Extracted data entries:
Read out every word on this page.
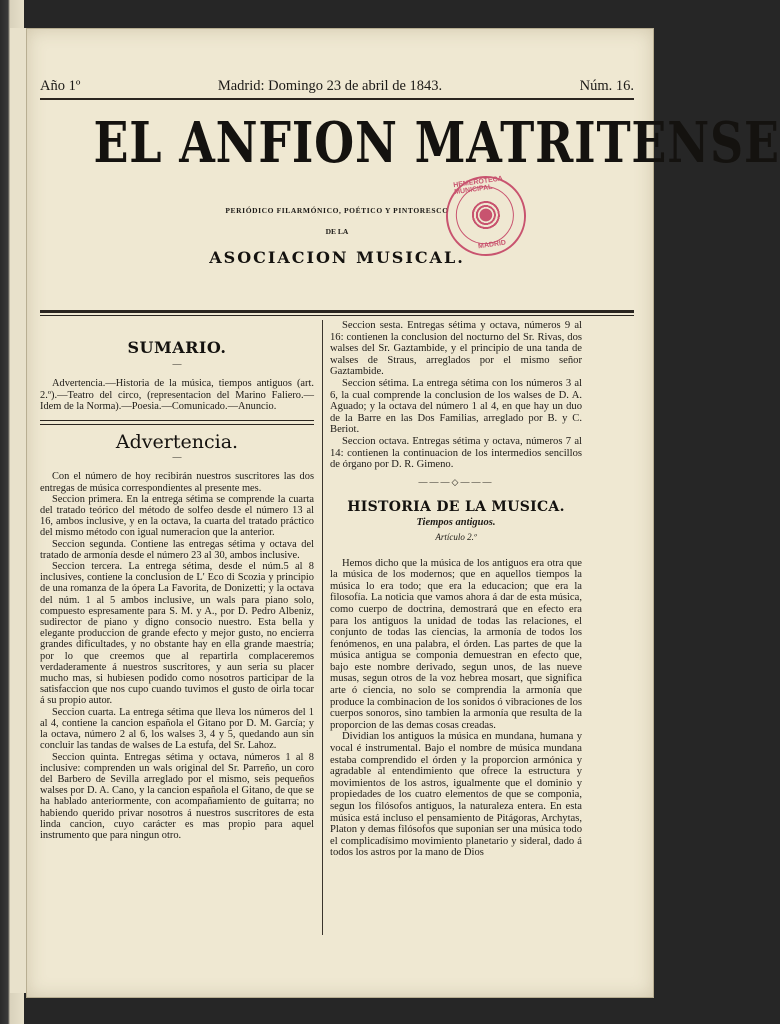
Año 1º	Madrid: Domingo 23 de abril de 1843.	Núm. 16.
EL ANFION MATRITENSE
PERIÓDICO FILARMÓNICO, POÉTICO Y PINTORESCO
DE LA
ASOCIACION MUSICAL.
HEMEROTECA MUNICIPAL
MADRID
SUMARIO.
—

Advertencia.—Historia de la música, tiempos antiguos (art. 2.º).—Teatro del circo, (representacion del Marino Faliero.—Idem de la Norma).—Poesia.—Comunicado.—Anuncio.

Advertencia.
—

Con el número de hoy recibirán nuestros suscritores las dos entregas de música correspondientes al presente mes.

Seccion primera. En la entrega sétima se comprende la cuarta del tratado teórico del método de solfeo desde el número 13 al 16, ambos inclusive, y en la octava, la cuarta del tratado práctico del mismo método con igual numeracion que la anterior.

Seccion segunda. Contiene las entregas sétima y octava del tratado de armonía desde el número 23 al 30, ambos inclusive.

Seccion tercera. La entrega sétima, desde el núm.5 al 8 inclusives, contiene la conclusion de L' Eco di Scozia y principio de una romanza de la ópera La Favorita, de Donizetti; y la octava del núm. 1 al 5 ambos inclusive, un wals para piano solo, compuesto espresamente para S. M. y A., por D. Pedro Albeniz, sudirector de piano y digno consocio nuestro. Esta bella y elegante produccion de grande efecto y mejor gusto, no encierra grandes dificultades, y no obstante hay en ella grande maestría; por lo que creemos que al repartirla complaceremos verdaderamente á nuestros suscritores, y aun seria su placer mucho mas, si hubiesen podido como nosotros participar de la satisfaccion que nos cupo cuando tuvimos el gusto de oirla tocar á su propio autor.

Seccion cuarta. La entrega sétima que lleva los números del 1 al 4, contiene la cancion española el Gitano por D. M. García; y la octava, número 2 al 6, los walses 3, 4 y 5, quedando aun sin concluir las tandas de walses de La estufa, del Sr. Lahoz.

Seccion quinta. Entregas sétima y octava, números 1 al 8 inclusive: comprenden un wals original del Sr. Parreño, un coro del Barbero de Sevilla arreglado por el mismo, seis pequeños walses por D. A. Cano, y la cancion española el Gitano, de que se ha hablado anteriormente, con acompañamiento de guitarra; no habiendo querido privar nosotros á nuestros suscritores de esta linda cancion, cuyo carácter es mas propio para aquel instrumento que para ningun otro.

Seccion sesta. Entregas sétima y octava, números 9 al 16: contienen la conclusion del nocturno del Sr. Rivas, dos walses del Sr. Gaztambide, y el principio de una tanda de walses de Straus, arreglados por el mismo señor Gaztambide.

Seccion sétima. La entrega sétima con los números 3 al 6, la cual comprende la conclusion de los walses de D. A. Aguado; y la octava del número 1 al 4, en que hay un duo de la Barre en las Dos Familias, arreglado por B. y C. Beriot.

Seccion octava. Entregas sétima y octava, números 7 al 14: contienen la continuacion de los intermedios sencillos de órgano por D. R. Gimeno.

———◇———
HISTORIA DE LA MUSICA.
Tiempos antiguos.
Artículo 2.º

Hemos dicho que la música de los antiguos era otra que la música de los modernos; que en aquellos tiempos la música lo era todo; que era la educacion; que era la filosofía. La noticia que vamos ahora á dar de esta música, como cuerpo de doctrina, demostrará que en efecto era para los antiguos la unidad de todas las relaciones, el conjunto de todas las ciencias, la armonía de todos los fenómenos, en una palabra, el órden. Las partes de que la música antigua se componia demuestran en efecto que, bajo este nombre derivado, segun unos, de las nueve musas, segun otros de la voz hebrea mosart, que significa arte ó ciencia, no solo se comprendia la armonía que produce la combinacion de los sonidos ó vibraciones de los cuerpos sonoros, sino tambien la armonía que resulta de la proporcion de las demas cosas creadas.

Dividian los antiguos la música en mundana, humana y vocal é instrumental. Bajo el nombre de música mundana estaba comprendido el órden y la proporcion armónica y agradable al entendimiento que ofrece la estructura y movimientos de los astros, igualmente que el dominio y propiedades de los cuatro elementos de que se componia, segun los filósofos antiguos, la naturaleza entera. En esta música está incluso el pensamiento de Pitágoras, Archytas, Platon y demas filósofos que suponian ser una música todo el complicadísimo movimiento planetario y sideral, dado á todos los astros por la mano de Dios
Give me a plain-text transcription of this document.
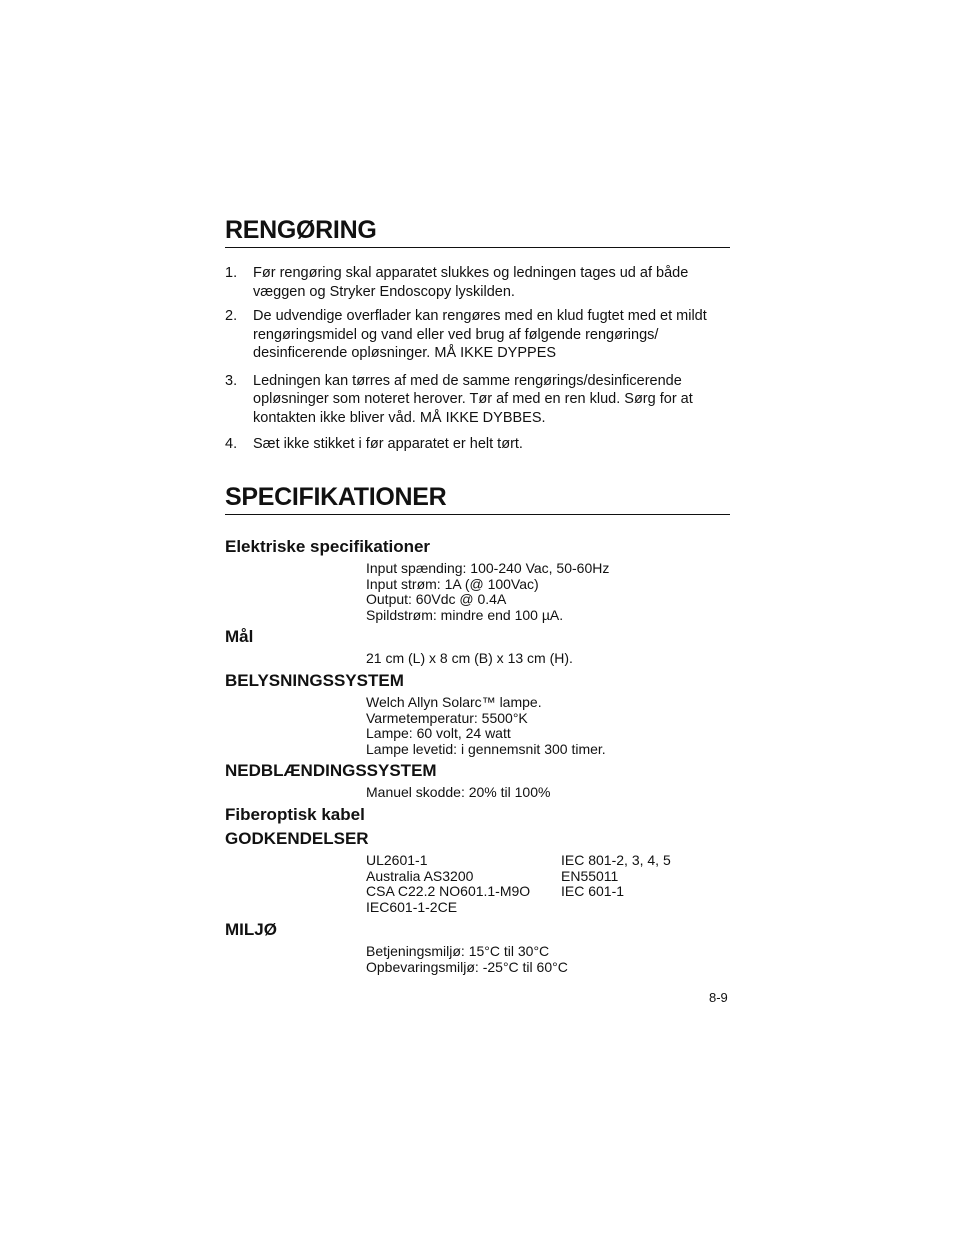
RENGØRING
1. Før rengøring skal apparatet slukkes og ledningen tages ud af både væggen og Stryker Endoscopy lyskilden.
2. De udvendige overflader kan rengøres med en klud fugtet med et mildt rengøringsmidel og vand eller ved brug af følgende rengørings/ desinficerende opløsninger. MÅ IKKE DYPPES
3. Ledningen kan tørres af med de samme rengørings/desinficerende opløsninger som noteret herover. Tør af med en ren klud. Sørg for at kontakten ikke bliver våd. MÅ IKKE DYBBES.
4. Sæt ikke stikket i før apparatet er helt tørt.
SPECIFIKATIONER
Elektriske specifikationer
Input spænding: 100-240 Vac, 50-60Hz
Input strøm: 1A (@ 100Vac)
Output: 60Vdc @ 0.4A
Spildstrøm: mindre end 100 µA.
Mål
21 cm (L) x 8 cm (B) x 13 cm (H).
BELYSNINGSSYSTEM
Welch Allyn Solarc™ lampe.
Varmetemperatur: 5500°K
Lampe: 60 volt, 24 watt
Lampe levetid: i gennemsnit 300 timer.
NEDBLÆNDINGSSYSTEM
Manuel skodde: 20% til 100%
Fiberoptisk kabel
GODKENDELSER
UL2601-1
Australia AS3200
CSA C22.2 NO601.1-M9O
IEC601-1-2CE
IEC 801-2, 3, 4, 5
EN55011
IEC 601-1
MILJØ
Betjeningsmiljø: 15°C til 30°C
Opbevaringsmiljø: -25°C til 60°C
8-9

** Given problem **
Pull out all lines from the entries above that include the word "opløsninger".

** Reply **
2. De udvendige overflader kan rengøres med en klud fugtet med et mildt rengøringsmidel og vand eller ved brug af følgende rengørings/ desinficerende opløsninger. MÅ IKKE DYPPES
3. Ledningen kan tørres af med de samme rengørings/desinficerende opløsninger som noteret herover. Tør af med en ren klud. Sørg for at kontakten ikke bliver våd. MÅ IKKE DYBBES.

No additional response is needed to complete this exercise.